EXERCISE BRIEF: Print the lines from the one containing "browser-window-card [503,22,625,96]" up to and including the one containing "window-dot-green [631,297,634,300]", each line unchanged.
## START
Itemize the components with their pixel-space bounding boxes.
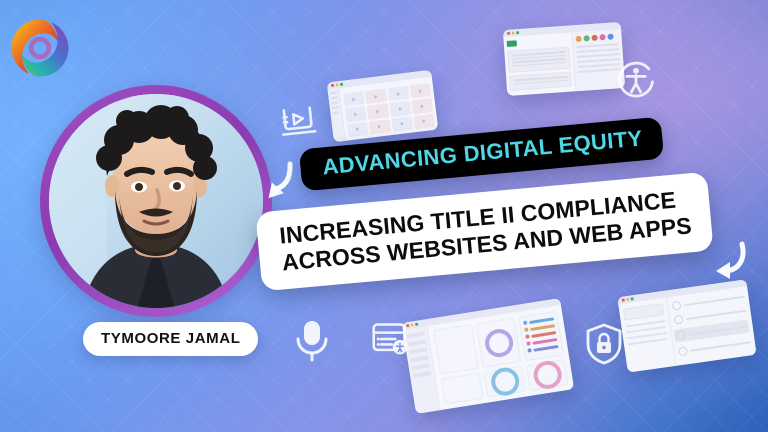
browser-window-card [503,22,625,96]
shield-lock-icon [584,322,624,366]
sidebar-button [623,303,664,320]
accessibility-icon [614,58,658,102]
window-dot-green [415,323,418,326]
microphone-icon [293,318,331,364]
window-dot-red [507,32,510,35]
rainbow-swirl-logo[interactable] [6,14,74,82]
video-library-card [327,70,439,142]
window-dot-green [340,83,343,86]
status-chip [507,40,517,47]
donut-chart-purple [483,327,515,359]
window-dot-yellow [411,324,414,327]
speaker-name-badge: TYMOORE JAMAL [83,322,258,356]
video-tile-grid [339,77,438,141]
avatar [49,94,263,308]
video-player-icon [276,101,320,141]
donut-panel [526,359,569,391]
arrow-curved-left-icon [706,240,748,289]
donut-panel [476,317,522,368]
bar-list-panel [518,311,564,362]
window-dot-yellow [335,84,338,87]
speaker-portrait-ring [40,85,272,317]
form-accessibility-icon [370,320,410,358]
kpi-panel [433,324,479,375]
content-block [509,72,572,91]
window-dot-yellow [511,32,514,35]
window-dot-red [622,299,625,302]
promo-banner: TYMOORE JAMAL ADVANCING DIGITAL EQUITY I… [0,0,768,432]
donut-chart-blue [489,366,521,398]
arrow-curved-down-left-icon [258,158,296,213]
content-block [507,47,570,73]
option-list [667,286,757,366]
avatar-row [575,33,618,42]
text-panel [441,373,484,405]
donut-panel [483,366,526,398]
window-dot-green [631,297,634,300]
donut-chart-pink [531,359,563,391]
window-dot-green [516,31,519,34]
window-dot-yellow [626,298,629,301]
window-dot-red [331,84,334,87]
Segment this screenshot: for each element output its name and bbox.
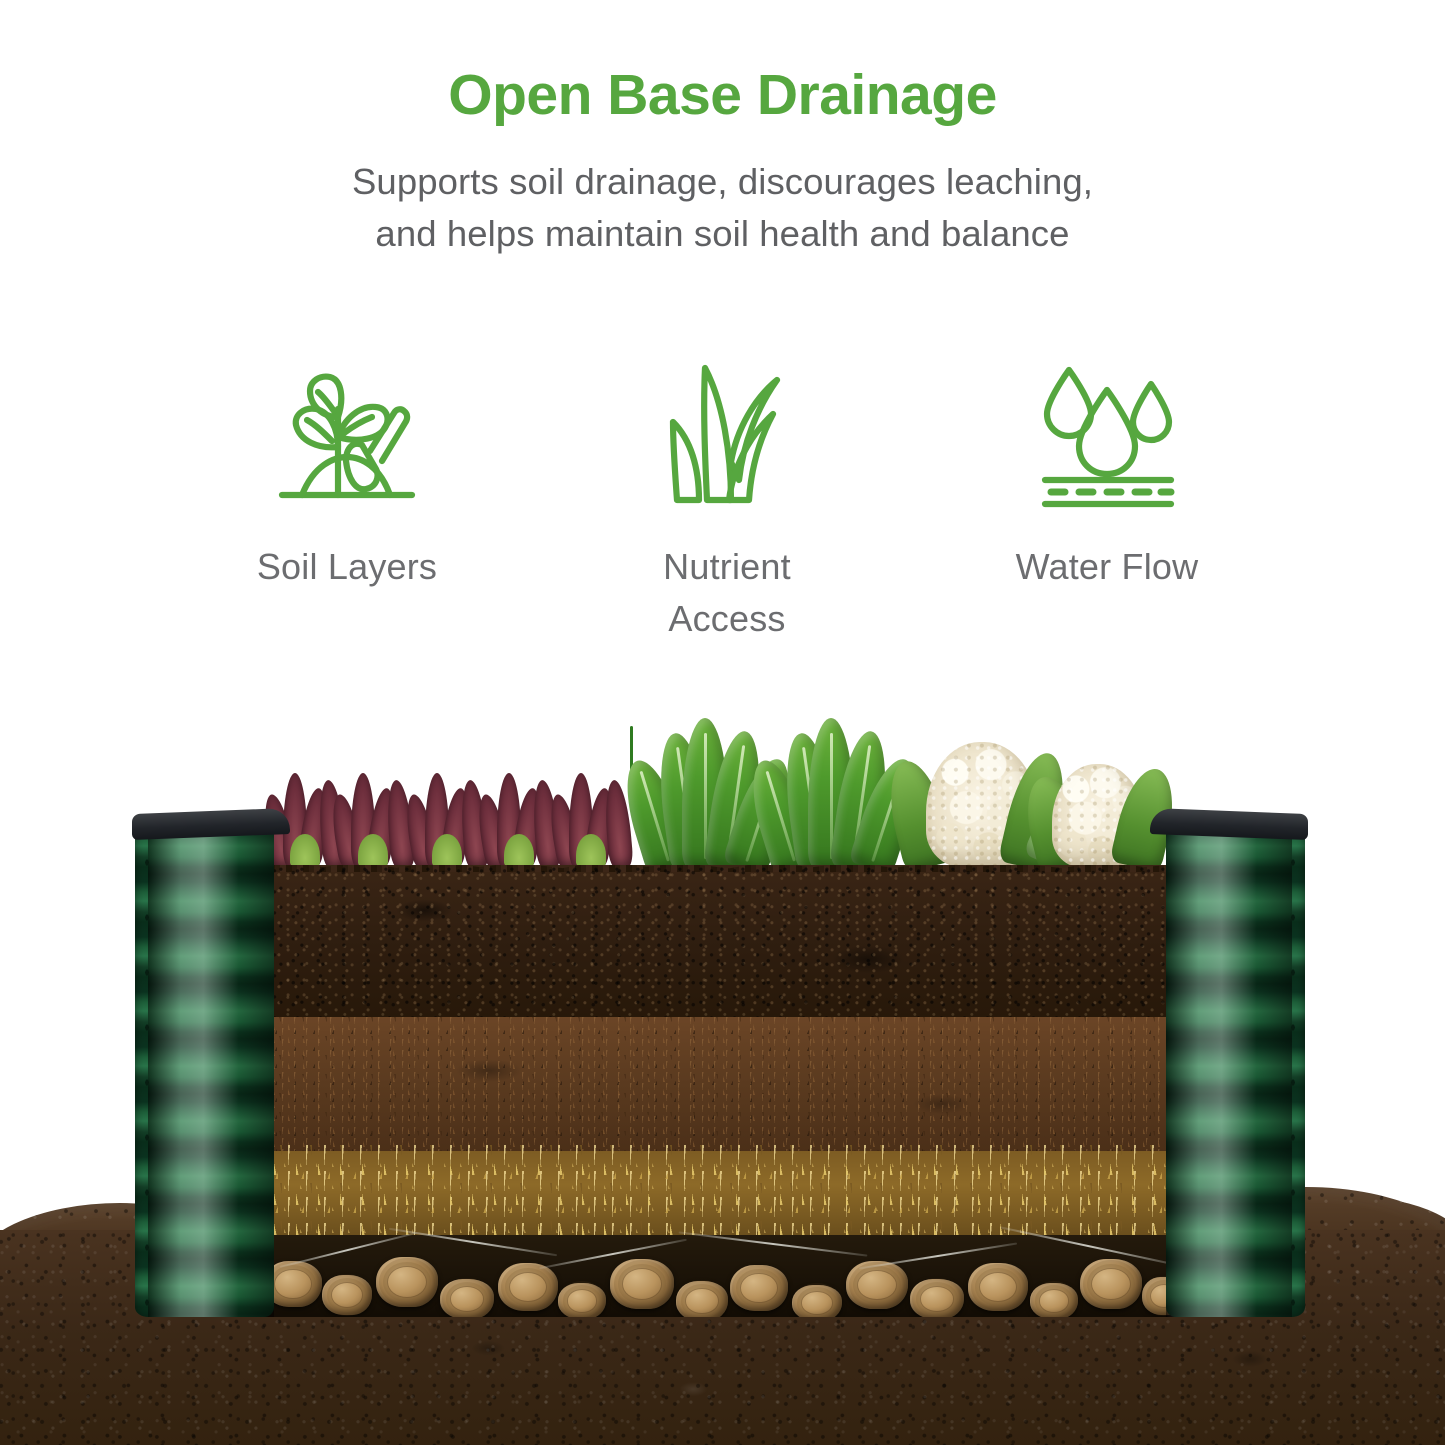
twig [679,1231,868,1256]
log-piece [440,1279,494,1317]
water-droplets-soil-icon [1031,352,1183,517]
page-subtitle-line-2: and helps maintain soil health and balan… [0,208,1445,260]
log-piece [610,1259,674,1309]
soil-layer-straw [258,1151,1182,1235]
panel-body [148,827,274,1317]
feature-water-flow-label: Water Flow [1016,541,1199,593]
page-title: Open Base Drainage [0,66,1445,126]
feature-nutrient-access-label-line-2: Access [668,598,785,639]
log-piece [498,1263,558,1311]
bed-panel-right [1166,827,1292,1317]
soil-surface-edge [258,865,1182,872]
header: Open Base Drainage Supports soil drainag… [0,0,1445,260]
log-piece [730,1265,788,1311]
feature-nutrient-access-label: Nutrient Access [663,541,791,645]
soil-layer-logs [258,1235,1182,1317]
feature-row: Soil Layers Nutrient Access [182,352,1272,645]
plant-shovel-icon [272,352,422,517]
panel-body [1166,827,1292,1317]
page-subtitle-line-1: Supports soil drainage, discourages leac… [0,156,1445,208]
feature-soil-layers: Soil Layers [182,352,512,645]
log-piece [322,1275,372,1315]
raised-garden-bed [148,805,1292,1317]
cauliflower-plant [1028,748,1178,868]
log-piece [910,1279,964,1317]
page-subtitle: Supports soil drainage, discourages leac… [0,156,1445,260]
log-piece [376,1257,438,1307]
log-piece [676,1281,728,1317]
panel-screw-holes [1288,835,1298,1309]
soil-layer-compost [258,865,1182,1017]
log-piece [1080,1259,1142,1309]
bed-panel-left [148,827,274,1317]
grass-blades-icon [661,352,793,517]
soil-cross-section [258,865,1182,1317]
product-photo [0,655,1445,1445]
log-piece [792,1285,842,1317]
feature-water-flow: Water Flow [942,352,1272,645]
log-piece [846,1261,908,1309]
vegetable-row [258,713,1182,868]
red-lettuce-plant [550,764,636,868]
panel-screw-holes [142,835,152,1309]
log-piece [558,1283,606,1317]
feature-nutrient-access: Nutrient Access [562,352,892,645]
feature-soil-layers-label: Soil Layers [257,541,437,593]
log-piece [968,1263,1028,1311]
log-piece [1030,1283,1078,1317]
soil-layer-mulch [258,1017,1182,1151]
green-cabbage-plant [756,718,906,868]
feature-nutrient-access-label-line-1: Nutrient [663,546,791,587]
## END
COMPLETED EXERCISE:
browser-window-card [503,22,625,96]
shield-lock-icon [584,322,624,366]
sidebar-button [623,303,664,320]
accessibility-icon [614,58,658,102]
window-dot-green [415,323,418,326]
microphone-icon [293,318,331,364]
window-dot-red [507,32,510,35]
rainbow-swirl-logo[interactable] [6,14,74,82]
video-library-card [327,70,439,142]
window-dot-green [340,83,343,86]
status-chip [507,40,517,47]
donut-chart-purple [483,327,515,359]
window-dot-yellow [411,324,414,327]
speaker-name-badge: TYMOORE JAMAL [83,322,258,356]
video-tile-grid [339,77,438,141]
avatar [49,94,263,308]
video-player-icon [276,101,320,141]
donut-panel [526,359,569,391]
arrow-curved-left-icon [706,240,748,289]
donut-panel [476,317,522,368]
bar-list-panel [518,311,564,362]
window-dot-yellow [335,84,338,87]
speaker-portrait-ring [40,85,272,317]
form-accessibility-icon [370,320,410,358]
kpi-panel [433,324,479,375]
content-block [509,72,572,91]
window-dot-yellow [511,32,514,35]
window-dot-red [622,299,625,302]
promo-banner: TYMOORE JAMAL ADVANCING DIGITAL EQUITY I… [0,0,768,432]
donut-chart-blue [489,366,521,398]
arrow-curved-down-left-icon [258,158,296,213]
content-block [507,47,570,73]
option-list [667,286,757,366]
avatar-row [575,33,618,42]
text-panel [441,373,484,405]
donut-panel [483,366,526,398]
window-dot-green [631,297,634,300]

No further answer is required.